There are $\frac {N}{\ln N}$ primes up to $N \in \mathbb{Z}$ and $\frac {\frac {N}{\ln N}} {\ln \left( \frac {N}{\ln N} \right)} = \frac {N} {(\ln N)^2 - (\ln N) \cdot (\ln (\ln N))}$ of them have a prime index, maybe this helps, but I have no idea how to prove something like that.

Edit:

$\frac 1{\ln N}$ of the integers up to $N$ are primes and $\frac 1 {\ln N}$ of them have a prime index, so there are $\frac 1 {(\ln N)^2}$ primes with prime index up to $N$.

How does this fit with $\frac {N} {(\ln N)^2 - (\ln N) \cdot (\ln (\ln N))}$?

- 2 years ago

I think your asymptotic formulas are correct - I found this paper which corroborates what you did. It looks like the $-ln \: N \cdot ln(ln \: N))$ term is a higher-order correction.

I also found that the series

$\displaystyle \sum_{x=1}^\infty \frac{1}{x\cdot lnx \cdot lnlnx}$

Will asymptotically grow on the order of $lnlnlnx$. I'm not sure if the same will hold for the prime-primes, though.

Assuming $p_n \simeq n \cdot ln \: n$, maybe we can change the sum above to

$\displaystyle \sum_{x=1}^\infty \frac{1}{p_x \cdot ln(p_x / x)}$

This roughly corresponds to the sequence generated by $p_x \cdot \lceil ln(p_x / x) \rceil$, which I found (using Python) to be

$[2, 3, 5, 7, 11, 13, 17, 19, 23, 58, 62, 74, 82, 86, 94, 106, 118, 122, 134, 142, 146, 158, 166, 178, 194, 202, 206, 214, 218, 226, 254, 262, 274, 278, 298, 302, 314,$ $326, 334, 346, 358, 362, 382, 386, 394, 398, 422, 446, 454, 458, 466, 478, 482, 502, 514, 526, 538, 542, 554, 562, 566, 586, 614, 622, 626, 634, 662, 674, 694,$ $698, 706, 718, 734, 746, 758, 766, 778, 794, 802, 818, 838, 842, 862, 866, 878, 886, 898, 914, 922, 926, 934, 958, 974, 982, 998 ]$

- 2 years ago

The formula

$\displaystyle \sum_{x=1}^{\infty} \frac 1 {x \cdot \ln x \cdot \ln(\ln x)}$

looks like it could be generalized to give an asymptotic growth of

$\ln (\ln (\ln (\ldots \ln x \ldots)))$.

About the prime-primes, it was just the first thing that came to my mind and a simple application of the prime number theorem, but of course the growth of prime-primes does not directly connect to the growth of the sum of their reciprocals.

Or does it? Maybe there is a formula that "converts" between these two growth rates...

- 2 years ago

Yeah, it seems like $\displaystyle \sum_{n=1}^x \frac{1}{n \prod_{i=1}^k ln^{(k)}(n)} \simeq ln^{(k+1)}(x)$

Should hold for any integer $k>0$. I think the $k=0$ case just returns us to the harmonic series.

There might be some way to find the asymptotic density from those growth rates, which will give us information about whether a set is "dense" or not. I'm not entirely sure how to go about that though.

- 2 years ago

This is interesting since you can let these sums grow arbitrarily slow but they still converge. It can probably be one of the slowest reciprocal sums since $\ln x$ already grows very slowly.

I think the best thing is that the formula is so simple, just composed logarithms multiplied.

Collected data entries
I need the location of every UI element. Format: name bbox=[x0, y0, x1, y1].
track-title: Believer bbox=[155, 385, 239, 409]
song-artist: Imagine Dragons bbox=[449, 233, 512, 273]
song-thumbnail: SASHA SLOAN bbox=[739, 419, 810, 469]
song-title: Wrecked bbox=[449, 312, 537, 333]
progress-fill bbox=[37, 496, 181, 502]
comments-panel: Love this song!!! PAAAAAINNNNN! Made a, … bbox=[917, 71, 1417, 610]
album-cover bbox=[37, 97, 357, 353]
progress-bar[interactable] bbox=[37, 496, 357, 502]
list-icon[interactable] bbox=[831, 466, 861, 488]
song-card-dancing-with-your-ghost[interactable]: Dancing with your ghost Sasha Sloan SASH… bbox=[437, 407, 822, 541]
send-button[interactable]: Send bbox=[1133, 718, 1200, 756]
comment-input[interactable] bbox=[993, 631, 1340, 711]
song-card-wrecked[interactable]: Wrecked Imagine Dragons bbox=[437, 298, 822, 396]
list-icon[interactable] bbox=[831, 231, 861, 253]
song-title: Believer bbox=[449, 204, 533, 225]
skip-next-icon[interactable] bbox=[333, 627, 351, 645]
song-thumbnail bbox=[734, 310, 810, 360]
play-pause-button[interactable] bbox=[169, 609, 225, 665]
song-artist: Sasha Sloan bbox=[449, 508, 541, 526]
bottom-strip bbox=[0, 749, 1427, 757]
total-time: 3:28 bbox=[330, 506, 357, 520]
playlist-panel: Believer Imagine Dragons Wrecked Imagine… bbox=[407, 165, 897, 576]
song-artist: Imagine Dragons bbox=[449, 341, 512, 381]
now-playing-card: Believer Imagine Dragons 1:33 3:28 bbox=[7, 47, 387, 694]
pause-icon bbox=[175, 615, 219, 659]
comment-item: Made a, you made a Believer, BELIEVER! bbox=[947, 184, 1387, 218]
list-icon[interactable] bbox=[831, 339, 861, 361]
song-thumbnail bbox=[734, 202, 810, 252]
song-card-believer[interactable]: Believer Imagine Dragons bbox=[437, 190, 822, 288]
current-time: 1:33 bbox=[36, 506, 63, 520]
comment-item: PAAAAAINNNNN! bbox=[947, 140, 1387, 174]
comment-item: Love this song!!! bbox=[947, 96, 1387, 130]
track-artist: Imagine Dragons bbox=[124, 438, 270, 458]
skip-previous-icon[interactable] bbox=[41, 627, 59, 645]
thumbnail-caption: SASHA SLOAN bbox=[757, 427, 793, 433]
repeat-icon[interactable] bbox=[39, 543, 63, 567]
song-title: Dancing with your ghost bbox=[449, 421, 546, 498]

**WHAT YOU NEED TO DO**.
A - Summarize the discussion of prime-indexed primes in two sentences.
B - Write out the stretch of the discussion from "There might be" through "about that though.".
Nothing in the listing is needed for this work.

**RESULTS BY TASK**.
A - The opening post estimates how many primes up to N have a prime index using the prime number theorem, and a reply judges those asymptotic formulas correct, calling the extra logarithmic term a higher-order correction. Later replies note that the sum of 1/(x·ln x·ln ln x) grows on the order of ln ln ln x, then propose that multiplying more iterated logarithms into the denominator gives growth like the next iterated logarithm, for any integer k > 0.

B -
There might be some way to find the asymptotic density from those growth rates, which will give us information about whether a set is "dense" or not. I'm not entirely sure how to go about that though.